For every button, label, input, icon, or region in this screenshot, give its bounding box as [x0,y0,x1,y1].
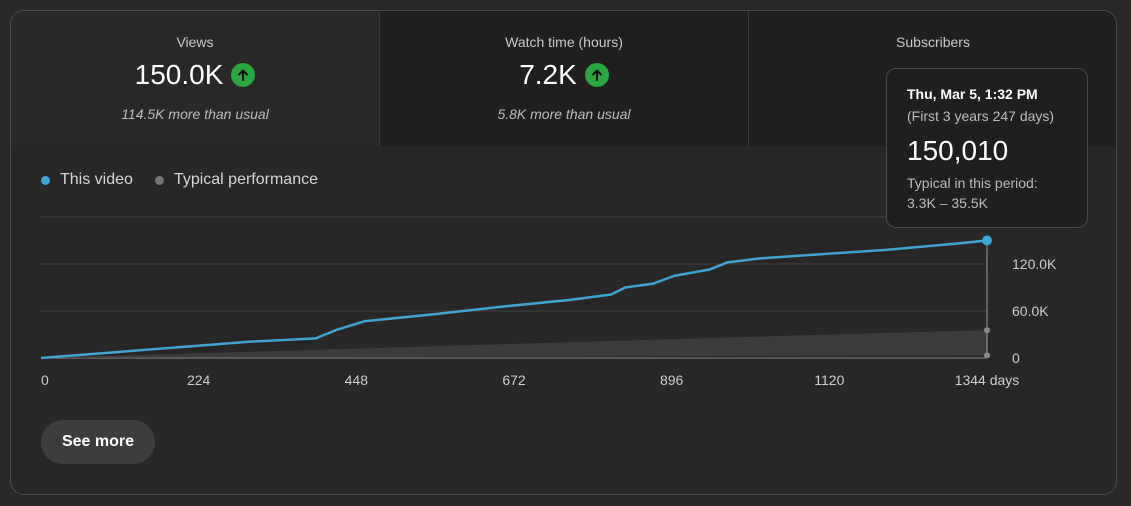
x-tick-label: 448 [345,372,369,388]
tab-views-value-row: 150.0K [11,59,379,91]
x-tick-label: 672 [502,372,526,388]
x-tick-label: 224 [187,372,211,388]
tab-views-comparison: 114.5K more than usual [121,106,269,122]
legend-item-this-video[interactable]: This video [41,171,133,189]
x-tick-label: 0 [41,372,49,388]
arrow-up-circle-icon [231,63,256,87]
legend-item-typical[interactable]: Typical performance [154,171,318,189]
y-tick-label: 0 [1012,350,1020,366]
typical-performance-band [41,330,987,358]
tab-views[interactable]: Views 150.0K 114.5K more than usual [11,11,379,146]
tooltip-typical-range: 3.3K – 35.5K [907,195,988,211]
x-tick-label: 1120 [814,372,844,388]
chart-legend: This video Typical performance [41,171,318,189]
tooltip-value: 150,010 [907,135,1009,166]
tab-watch-time[interactable]: Watch time (hours) 7.2K 5.8K more than u… [379,11,748,146]
tab-views-value: 150.0K [134,59,224,90]
tooltip-period: (First 3 years 247 days) [907,108,1055,124]
hover-point-typical-low [984,352,990,359]
this-video-line [40,239,988,360]
tab-watch-time-value: 7.2K [519,59,577,90]
hover-point-typical-high [984,327,990,334]
tab-subscribers-label: Subscribers [896,34,970,50]
x-tick-label: 1344 days [955,372,1020,388]
legend-this-video-label: This video [60,171,133,188]
x-tick-label: 896 [660,372,684,388]
legend-typical-swatch [154,175,164,185]
tab-watch-time-label: Watch time (hours) [505,34,623,50]
tab-watch-time-value-row: 7.2K [380,59,748,91]
tab-views-label: Views [176,34,214,50]
hover-point-this-video [982,235,992,246]
views-analytics-card: Views 150.0K 114.5K more than usual Watc… [10,10,1117,495]
tooltip-date: Thu, Mar 5, 1:32 PM [907,86,1038,102]
tooltip-typical-label: Typical in this period: [907,175,1038,191]
y-tick-label: 120.0K [1012,256,1057,272]
y-tick-label: 60.0K [1012,303,1049,319]
tab-watch-time-comparison: 5.8K more than usual [497,106,631,122]
see-more-button[interactable]: See more [41,420,155,464]
arrow-up-circle-icon [584,63,609,87]
chart-tooltip: Thu, Mar 5, 1:32 PM (First 3 years 247 d… [886,68,1088,228]
views-line-chart[interactable]: 0 224 448 672 896 1120 1344 days 0 60.0K 120.0K [11,11,1116,401]
legend-this-video-swatch [41,175,50,185]
legend-typical-label: Typical performance [173,171,318,188]
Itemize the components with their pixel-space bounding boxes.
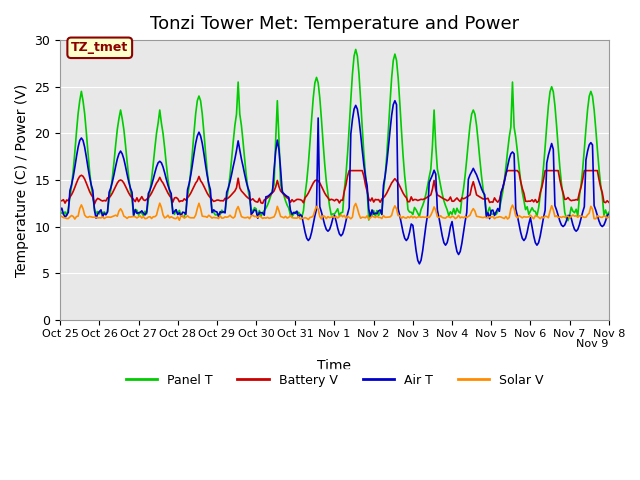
Panel T [564, 218, 572, 224]
Battery V [228, 192, 236, 197]
Solar V [495, 214, 503, 219]
Battery V [362, 182, 369, 188]
Legend: Panel T, Battery V, Air T, Solar V: Panel T, Battery V, Air T, Solar V [120, 369, 548, 392]
Panel T [56, 208, 64, 214]
Line: Panel T: Panel T [60, 49, 609, 221]
Battery V [477, 195, 485, 201]
Text: TZ_tmet: TZ_tmet [71, 41, 129, 54]
Panel T [352, 47, 360, 52]
Panel T [476, 156, 484, 162]
Title: Tonzi Tower Met: Temperature and Power: Tonzi Tower Met: Temperature and Power [150, 15, 519, 33]
Text: Nov 9: Nov 9 [577, 339, 609, 349]
Line: Solar V: Solar V [60, 203, 609, 220]
Solar V [175, 217, 183, 223]
Solar V [68, 213, 76, 218]
Panel T [605, 209, 612, 215]
Air T [415, 261, 423, 267]
Battery V [346, 168, 353, 173]
Air T [495, 208, 503, 214]
Air T [489, 207, 497, 213]
Solar V [605, 214, 612, 220]
Solar V [56, 213, 64, 219]
X-axis label: Time: Time [317, 359, 351, 373]
Y-axis label: Temperature (C) / Power (V): Temperature (C) / Power (V) [15, 84, 29, 276]
Battery V [91, 201, 99, 207]
Line: Battery V: Battery V [60, 170, 609, 204]
Solar V [489, 214, 497, 219]
Panel T [360, 151, 368, 156]
Solar V [229, 215, 237, 221]
Air T [391, 98, 399, 104]
Battery V [495, 197, 503, 203]
Air T [605, 211, 612, 217]
Air T [56, 208, 64, 214]
Air T [68, 182, 76, 188]
Panel T [494, 209, 502, 215]
Battery V [489, 199, 497, 205]
Solar V [156, 200, 164, 206]
Solar V [362, 215, 369, 221]
Air T [358, 147, 366, 153]
Panel T [488, 211, 495, 217]
Battery V [56, 198, 64, 204]
Panel T [68, 183, 76, 189]
Air T [226, 179, 234, 185]
Battery V [605, 199, 612, 205]
Line: Air T: Air T [60, 101, 609, 264]
Battery V [68, 192, 76, 198]
Solar V [477, 215, 485, 220]
Air T [477, 186, 485, 192]
Panel T [226, 173, 234, 179]
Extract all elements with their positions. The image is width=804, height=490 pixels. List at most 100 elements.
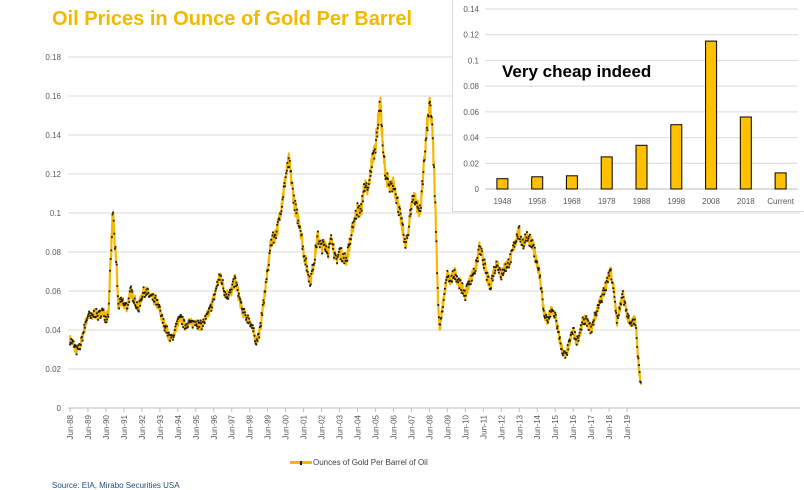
series-point (384, 178, 387, 180)
series-point (77, 344, 80, 347)
series-point (433, 166, 435, 169)
series-point (424, 139, 427, 142)
series-point (313, 262, 316, 265)
main-y-tick-label: 0.12 (45, 170, 61, 179)
main-x-tick-label: Jun-98 (246, 414, 255, 439)
series-point (636, 346, 639, 348)
series-point (250, 323, 252, 326)
series-point (480, 253, 482, 256)
series-point (161, 313, 164, 316)
series-point (245, 316, 248, 319)
series-point (434, 201, 437, 204)
inset-bars (496, 40, 787, 190)
main-x-tick-label: Jun-94 (174, 414, 183, 439)
series-point (630, 321, 633, 324)
series-point (554, 312, 557, 314)
series-point (273, 235, 276, 238)
series-point (281, 198, 284, 201)
series-point (292, 201, 295, 204)
series-point (585, 315, 588, 318)
series-point (542, 307, 545, 310)
series-point (278, 217, 280, 220)
series-point (290, 170, 292, 172)
series-point (159, 309, 162, 312)
series-point (534, 260, 537, 263)
series-point (247, 322, 250, 325)
series-point (518, 225, 521, 227)
series-point (556, 327, 558, 330)
series-point (460, 291, 463, 294)
series-point (243, 311, 246, 314)
inset-y-tick-label: 0.1 (468, 56, 480, 65)
series-point (271, 234, 274, 237)
series-point (447, 276, 449, 278)
series-point (265, 278, 268, 280)
series-point (207, 310, 210, 313)
series-point (492, 275, 495, 278)
series-point (494, 269, 497, 272)
series-point (286, 162, 289, 164)
series-point (283, 182, 286, 184)
series-point (248, 321, 251, 323)
series-point (82, 332, 84, 335)
chart-title: Oil Prices in Ounce of Gold Per Barrel (52, 8, 413, 30)
series-point (103, 315, 105, 317)
series-point (206, 312, 209, 314)
series-point (562, 352, 565, 355)
series-point (378, 110, 380, 112)
series-point (625, 308, 628, 311)
series-point (312, 268, 314, 271)
series-point (464, 299, 467, 301)
series-point (621, 290, 624, 293)
series-point (123, 304, 125, 307)
series-point (391, 190, 394, 193)
series-point (87, 313, 90, 315)
series-point (350, 238, 352, 241)
series-point (215, 287, 217, 290)
series-point (555, 320, 558, 322)
series-point (182, 318, 185, 321)
series-point (276, 223, 279, 226)
series-point (521, 244, 524, 247)
series-point (608, 270, 611, 272)
series-point (231, 283, 234, 286)
source-note: Source: EIA, Mirabo Securities USA (52, 481, 180, 490)
series-point (311, 263, 314, 266)
series-point (92, 315, 95, 318)
series-point (185, 327, 187, 329)
series-ounces-gold-per-barrel (68, 96, 643, 385)
series-point (497, 271, 500, 274)
series-point (564, 356, 567, 359)
series-point (575, 343, 578, 346)
series-point (539, 274, 542, 277)
series-point (481, 259, 484, 262)
series-point (453, 269, 456, 271)
main-x-tick-label: Jun-15 (551, 414, 560, 439)
inset-x-tick-label: 2008 (702, 197, 720, 206)
series-point (357, 206, 359, 209)
series-point (275, 230, 278, 233)
series-point (133, 301, 135, 304)
series-point (304, 263, 307, 266)
series-point (81, 339, 84, 342)
series-point (367, 186, 370, 189)
series-point (524, 233, 527, 236)
inset-y-tick-label: 0 (475, 185, 480, 194)
series-point (554, 314, 557, 316)
series-point (550, 310, 552, 313)
series-point (284, 185, 286, 188)
series-point (607, 272, 610, 274)
series-point (318, 240, 320, 243)
series-point (228, 291, 231, 294)
main-x-tick-label: Jun-92 (138, 414, 147, 439)
series-point (148, 296, 150, 298)
series-point (221, 279, 224, 281)
series-point (631, 319, 634, 322)
series-point (71, 339, 74, 342)
series-point (358, 205, 361, 207)
series-point (506, 265, 509, 268)
series-point (377, 123, 380, 126)
main-x-tick-label: Jun-13 (515, 414, 524, 439)
main-y-tick-label: 0 (57, 404, 62, 413)
inset-bar-1948 (496, 178, 509, 190)
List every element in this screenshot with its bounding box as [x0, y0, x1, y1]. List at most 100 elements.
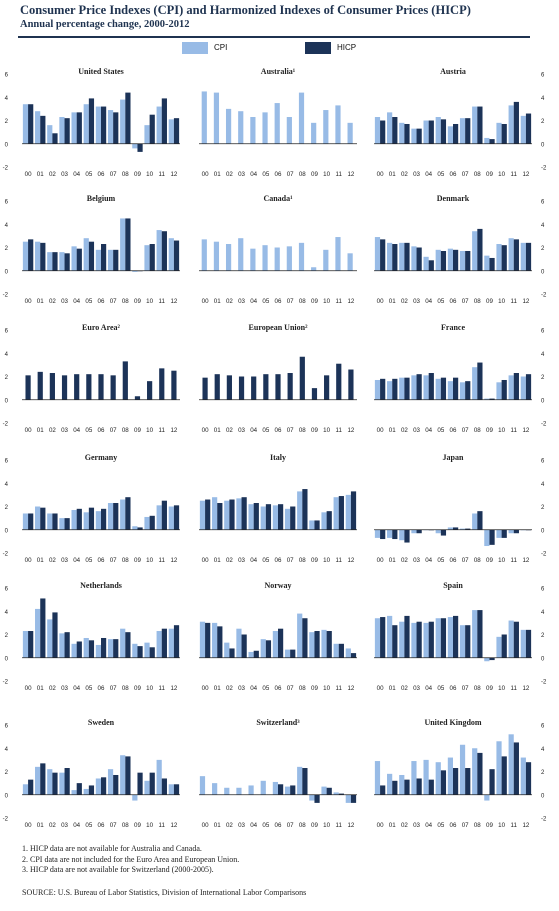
- x-tick-label: 08: [474, 557, 481, 564]
- bar-hicp-spain: [416, 621, 422, 658]
- x-tick-label: 08: [299, 685, 306, 692]
- bar-hicp-netherlands: [88, 640, 95, 658]
- x-tick-label: 04: [425, 557, 432, 564]
- bar-hicp-italy: [205, 499, 211, 530]
- x-tick-label: 06: [275, 427, 282, 434]
- bar-cpi-belgium: [168, 238, 174, 271]
- x-tick-label: 04: [425, 427, 432, 434]
- bar-cpi-switzerland: [345, 794, 351, 803]
- x-tick-label: 04: [73, 557, 80, 564]
- x-tick-label: 01: [389, 822, 396, 829]
- bar-hicp-denmark: [404, 242, 410, 271]
- x-tick-label: 06: [98, 822, 105, 829]
- bar-hicp-austria: [392, 117, 398, 144]
- x-tick-label: 02: [226, 298, 233, 305]
- bar-hicp-spain: [380, 617, 386, 658]
- y-tick-label: 2: [5, 770, 9, 776]
- y-tick-label: 6: [541, 329, 545, 335]
- x-tick-label: 04: [425, 298, 432, 305]
- x-tick-label: 10: [146, 685, 153, 692]
- x-tick-label: 08: [474, 171, 481, 178]
- x-tick-label: 00: [25, 822, 32, 829]
- x-tick-label: 00: [202, 822, 209, 829]
- x-tick-label: 08: [474, 298, 481, 305]
- bar-hicp-european-union: [287, 373, 293, 400]
- x-tick-label: 05: [437, 557, 444, 564]
- bar-hicp-norway: [314, 631, 320, 658]
- bar-hicp-switzerland: [338, 793, 344, 795]
- bar-cpi-italy: [199, 500, 206, 530]
- y-tick-label: 0: [541, 656, 545, 662]
- x-tick-label: 05: [85, 298, 92, 305]
- x-tick-label: 11: [159, 298, 166, 305]
- bar-hicp-denmark: [380, 239, 386, 271]
- bar-hicp-spain: [489, 657, 495, 661]
- panel-title-italy: Italy: [270, 453, 286, 462]
- x-tick-label: 06: [450, 557, 457, 564]
- bar-cpi-austria: [399, 122, 405, 144]
- bar-hicp-norway: [350, 653, 357, 658]
- bar-hicp-netherlands: [113, 639, 119, 658]
- bar-cpi-united-states: [95, 106, 101, 144]
- x-tick-label: 07: [462, 427, 469, 434]
- x-tick-label: 08: [474, 427, 481, 434]
- x-tick-label: 10: [498, 171, 505, 178]
- x-tick-label: 09: [134, 427, 141, 434]
- bar-hicp-spain: [428, 621, 434, 658]
- y-tick-label: 6: [5, 587, 9, 593]
- bar-hicp-netherlands: [64, 632, 70, 658]
- bar-hicp-euro-area: [147, 381, 153, 400]
- bar-hicp-france: [392, 378, 398, 400]
- x-tick-label: 10: [146, 557, 153, 564]
- y-tick-label: -2: [541, 293, 547, 299]
- x-tick-label: 04: [73, 171, 80, 178]
- bar-hicp-germany: [40, 507, 46, 530]
- bar-hicp-united-kingdom: [501, 756, 507, 795]
- bar-cpi-italy: [321, 512, 327, 530]
- bar-cpi-italy: [297, 491, 303, 530]
- bar-cpi-austria: [472, 106, 478, 144]
- x-tick-label: 09: [311, 685, 318, 692]
- bar-hicp-belgium: [52, 252, 58, 271]
- bar-hicp-switzerland: [314, 794, 320, 803]
- bar-cpi-austria: [387, 112, 393, 144]
- bar-cpi-united-states: [168, 119, 174, 144]
- bar-cpi-united-kingdom: [399, 774, 405, 795]
- x-tick-label: 07: [110, 685, 117, 692]
- x-tick-label: 11: [511, 685, 518, 692]
- x-tick-label: 11: [511, 171, 518, 178]
- panel-title-norway: Norway: [264, 581, 291, 590]
- bar-hicp-united-kingdom: [489, 769, 495, 795]
- bar-cpi-denmark: [435, 249, 441, 271]
- x-tick-label: 00: [202, 427, 209, 434]
- bar-cpi-canada: [250, 248, 256, 271]
- x-tick-label: 06: [98, 557, 105, 564]
- bar-cpi-switzerland: [309, 794, 315, 801]
- bar-hicp-netherlands: [161, 628, 167, 658]
- bar-cpi-canada: [213, 241, 220, 271]
- bar-cpi-norway: [321, 629, 327, 658]
- bar-cpi-germany: [22, 513, 29, 530]
- y-tick-label: 6: [5, 459, 9, 465]
- bar-cpi-denmark: [496, 244, 502, 271]
- bar-cpi-united-kingdom: [472, 748, 478, 795]
- bar-cpi-spain: [435, 618, 441, 658]
- y-tick-label: 6: [541, 200, 545, 206]
- x-tick-label: 02: [49, 685, 56, 692]
- x-tick-label: 04: [425, 822, 432, 829]
- bar-cpi-germany: [132, 526, 138, 530]
- bar-hicp-norway: [229, 648, 235, 658]
- bar-hicp-united-states: [161, 98, 167, 144]
- bar-cpi-united-states: [71, 112, 77, 144]
- bar-hicp-denmark: [416, 247, 422, 271]
- bar-cpi-united-kingdom: [520, 757, 526, 795]
- y-tick-label: 0: [541, 142, 545, 148]
- bar-cpi-netherlands: [107, 639, 114, 658]
- bar-hicp-france: [477, 362, 483, 400]
- panel-title-france: France: [441, 323, 465, 332]
- bar-cpi-australia: [250, 117, 256, 144]
- x-tick-label: 02: [401, 171, 408, 178]
- bar-cpi-france: [387, 381, 393, 400]
- x-tick-label: 01: [37, 427, 44, 434]
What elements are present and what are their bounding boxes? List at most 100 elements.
- - - -
Update the entries from the line containing "series-point (384, 178, 387, 180)" up to and including the line containing "series-point (206, 312, 209, 314)" by replacing "series-point" with "data-point", leaving all else unchanged. Return only those lines.

data-point (384, 178, 387, 180)
data-point (77, 344, 80, 347)
data-point (433, 166, 435, 169)
data-point (424, 139, 427, 142)
data-point (313, 262, 316, 265)
main-y-tick-label: 0.12 (45, 170, 61, 179)
main-x-tick-label: Jun-98 (246, 414, 255, 439)
data-point (636, 346, 639, 348)
data-point (250, 323, 252, 326)
data-point (480, 253, 482, 256)
data-point (161, 313, 164, 316)
data-point (245, 316, 248, 319)
data-point (434, 201, 437, 204)
inset-bars (496, 40, 787, 190)
main-x-tick-label: Jun-94 (174, 414, 183, 439)
data-point (630, 321, 633, 324)
data-point (554, 312, 557, 314)
data-point (273, 235, 276, 238)
data-point (281, 198, 284, 201)
data-point (292, 201, 295, 204)
data-point (585, 315, 588, 318)
data-point (542, 307, 545, 310)
data-point (278, 217, 280, 220)
data-point (290, 170, 292, 172)
data-point (159, 309, 162, 312)
data-point (534, 260, 537, 263)
data-point (247, 322, 250, 325)
data-point (518, 225, 521, 227)
data-point (556, 327, 558, 330)
data-point (460, 291, 463, 294)
data-point (243, 311, 246, 314)
inset-y-tick-label: 0.1 (468, 56, 480, 65)
data-point (271, 234, 274, 237)
data-point (447, 276, 449, 278)
data-point (265, 278, 268, 280)
data-point (207, 310, 210, 313)
data-point (492, 275, 495, 278)
data-point (494, 269, 497, 272)
data-point (286, 162, 289, 164)
data-point (283, 182, 286, 184)
data-point (248, 321, 251, 323)
data-point (82, 332, 84, 335)
chart-title: Oil Prices in Ounce of Gold Per Barrel (52, 8, 413, 30)
data-point (103, 315, 105, 317)
data-point (206, 312, 209, 314)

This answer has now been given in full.